━━ Records to use ━━

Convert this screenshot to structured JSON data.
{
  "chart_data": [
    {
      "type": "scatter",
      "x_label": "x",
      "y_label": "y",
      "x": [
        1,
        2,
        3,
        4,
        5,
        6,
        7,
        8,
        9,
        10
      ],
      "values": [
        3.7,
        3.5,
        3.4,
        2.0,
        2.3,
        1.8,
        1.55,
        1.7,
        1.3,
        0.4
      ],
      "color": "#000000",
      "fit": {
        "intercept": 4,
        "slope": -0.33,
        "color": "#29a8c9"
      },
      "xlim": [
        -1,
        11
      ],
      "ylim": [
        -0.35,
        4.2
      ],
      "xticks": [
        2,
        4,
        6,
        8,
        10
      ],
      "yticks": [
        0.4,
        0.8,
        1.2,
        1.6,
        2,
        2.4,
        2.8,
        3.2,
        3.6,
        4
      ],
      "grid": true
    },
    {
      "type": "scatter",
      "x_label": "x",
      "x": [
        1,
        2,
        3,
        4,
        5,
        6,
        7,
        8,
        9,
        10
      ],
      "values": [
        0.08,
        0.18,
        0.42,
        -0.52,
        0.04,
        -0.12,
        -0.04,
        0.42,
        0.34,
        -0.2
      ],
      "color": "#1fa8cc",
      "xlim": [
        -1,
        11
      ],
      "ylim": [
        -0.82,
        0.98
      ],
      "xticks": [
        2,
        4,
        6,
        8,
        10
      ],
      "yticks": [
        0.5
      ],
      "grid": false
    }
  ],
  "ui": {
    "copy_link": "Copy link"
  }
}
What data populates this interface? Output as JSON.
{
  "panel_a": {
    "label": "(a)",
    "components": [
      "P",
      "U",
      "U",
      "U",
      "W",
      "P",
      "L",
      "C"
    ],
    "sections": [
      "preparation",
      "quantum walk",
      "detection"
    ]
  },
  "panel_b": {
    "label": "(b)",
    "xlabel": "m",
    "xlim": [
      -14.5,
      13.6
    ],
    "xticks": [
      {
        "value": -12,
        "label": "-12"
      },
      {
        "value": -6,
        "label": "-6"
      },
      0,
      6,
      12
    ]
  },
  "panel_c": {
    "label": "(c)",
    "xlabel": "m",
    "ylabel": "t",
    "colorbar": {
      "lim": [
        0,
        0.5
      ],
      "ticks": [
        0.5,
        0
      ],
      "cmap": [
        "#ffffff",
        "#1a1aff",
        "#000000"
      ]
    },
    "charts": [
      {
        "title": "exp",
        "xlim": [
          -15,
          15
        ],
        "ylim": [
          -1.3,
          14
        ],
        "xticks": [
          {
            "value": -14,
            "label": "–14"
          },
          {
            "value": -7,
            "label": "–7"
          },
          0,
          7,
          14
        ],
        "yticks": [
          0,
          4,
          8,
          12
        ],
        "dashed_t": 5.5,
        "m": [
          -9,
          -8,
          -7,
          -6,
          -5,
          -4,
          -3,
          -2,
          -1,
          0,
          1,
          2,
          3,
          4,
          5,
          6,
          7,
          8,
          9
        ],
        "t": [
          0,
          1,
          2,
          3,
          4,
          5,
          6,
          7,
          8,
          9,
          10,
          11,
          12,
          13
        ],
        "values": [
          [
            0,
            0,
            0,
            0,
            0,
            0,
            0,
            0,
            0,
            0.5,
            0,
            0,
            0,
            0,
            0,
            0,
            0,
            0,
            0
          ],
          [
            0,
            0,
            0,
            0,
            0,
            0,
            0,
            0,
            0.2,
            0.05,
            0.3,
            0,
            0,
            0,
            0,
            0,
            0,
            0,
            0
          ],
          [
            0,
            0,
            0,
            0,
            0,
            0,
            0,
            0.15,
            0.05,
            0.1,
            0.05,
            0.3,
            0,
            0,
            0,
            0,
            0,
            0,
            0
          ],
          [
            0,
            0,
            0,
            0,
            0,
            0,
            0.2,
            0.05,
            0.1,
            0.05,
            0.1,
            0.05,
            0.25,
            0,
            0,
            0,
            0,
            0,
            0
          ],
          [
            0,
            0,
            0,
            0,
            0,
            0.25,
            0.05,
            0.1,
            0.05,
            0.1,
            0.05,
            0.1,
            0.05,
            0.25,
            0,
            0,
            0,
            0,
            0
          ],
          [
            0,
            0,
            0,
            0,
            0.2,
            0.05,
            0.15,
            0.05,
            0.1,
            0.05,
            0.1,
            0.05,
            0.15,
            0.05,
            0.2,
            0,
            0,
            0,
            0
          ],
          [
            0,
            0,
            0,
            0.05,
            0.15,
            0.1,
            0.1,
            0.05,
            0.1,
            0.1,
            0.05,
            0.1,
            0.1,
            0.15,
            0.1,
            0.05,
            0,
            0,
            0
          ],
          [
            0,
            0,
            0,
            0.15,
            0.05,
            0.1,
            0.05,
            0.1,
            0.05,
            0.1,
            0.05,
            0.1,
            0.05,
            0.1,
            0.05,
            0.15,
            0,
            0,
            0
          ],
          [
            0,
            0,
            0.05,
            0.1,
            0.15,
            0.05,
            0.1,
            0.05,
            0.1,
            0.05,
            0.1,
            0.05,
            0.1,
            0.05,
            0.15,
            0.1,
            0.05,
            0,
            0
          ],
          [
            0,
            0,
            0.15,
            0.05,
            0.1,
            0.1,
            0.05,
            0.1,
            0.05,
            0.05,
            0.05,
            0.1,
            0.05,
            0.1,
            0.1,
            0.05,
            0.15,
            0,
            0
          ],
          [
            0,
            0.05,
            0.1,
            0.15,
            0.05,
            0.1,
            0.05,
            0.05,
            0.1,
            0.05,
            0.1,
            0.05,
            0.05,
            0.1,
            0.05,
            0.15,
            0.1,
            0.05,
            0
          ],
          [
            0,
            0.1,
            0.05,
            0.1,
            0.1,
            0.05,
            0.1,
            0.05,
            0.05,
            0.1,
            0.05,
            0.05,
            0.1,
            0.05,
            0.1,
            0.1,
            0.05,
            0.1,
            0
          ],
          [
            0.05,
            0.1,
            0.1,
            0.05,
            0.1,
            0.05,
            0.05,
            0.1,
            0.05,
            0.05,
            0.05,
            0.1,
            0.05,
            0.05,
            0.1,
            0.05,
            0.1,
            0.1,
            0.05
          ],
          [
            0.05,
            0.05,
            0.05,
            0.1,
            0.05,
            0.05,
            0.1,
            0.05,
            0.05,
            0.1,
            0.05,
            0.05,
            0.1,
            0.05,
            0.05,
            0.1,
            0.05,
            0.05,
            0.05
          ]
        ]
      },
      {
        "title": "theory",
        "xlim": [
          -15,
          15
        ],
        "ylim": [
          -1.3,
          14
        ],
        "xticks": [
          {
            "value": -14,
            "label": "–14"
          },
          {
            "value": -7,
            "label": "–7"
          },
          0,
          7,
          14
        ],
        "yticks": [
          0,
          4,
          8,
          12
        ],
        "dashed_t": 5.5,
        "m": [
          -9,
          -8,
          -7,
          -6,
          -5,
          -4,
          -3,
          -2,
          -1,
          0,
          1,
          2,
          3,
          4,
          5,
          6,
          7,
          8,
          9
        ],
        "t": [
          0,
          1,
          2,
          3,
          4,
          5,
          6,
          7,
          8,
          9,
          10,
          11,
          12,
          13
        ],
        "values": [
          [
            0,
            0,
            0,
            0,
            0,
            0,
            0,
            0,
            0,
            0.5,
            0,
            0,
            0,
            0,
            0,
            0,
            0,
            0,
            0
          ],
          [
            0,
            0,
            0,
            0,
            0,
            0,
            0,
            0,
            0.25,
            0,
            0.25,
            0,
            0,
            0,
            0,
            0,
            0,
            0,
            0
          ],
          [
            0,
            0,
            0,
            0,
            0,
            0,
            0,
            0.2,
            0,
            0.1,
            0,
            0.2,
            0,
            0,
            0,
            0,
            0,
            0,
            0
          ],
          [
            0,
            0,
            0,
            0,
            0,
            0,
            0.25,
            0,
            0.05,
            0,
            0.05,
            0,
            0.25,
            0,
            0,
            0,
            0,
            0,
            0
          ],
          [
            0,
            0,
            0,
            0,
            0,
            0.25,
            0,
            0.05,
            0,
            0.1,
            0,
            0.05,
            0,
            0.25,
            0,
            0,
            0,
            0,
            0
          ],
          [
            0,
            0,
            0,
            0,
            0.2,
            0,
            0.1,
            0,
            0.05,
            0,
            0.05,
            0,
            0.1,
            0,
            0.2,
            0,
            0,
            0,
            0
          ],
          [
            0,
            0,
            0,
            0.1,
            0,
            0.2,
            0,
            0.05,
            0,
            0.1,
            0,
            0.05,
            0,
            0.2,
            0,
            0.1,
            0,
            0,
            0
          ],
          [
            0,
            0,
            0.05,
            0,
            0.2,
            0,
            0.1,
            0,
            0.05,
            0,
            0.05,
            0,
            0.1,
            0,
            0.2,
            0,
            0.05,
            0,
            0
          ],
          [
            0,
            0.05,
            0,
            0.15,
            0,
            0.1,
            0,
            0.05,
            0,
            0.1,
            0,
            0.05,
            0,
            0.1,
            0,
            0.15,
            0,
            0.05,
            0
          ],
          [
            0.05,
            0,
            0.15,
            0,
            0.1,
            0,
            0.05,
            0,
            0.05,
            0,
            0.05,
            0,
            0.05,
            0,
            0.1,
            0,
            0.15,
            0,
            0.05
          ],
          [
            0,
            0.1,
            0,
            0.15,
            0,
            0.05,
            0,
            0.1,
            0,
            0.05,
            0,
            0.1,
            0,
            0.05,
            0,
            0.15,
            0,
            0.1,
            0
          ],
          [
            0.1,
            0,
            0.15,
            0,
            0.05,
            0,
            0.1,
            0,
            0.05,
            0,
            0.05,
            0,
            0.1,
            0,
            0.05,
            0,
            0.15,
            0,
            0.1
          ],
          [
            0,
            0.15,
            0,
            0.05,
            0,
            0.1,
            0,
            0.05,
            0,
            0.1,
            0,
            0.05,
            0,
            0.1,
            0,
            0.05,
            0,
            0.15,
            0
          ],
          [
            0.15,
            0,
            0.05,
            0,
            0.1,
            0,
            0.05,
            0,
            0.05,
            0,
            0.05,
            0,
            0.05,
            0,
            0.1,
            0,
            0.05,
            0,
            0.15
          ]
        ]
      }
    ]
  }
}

━━━

#### Your task
Check each line of the records above for the string "JSON", and report every line that has it.

#### Output for this task
Convert this screenshot to structured JSON data.
What data populates this interface? Output as JSON.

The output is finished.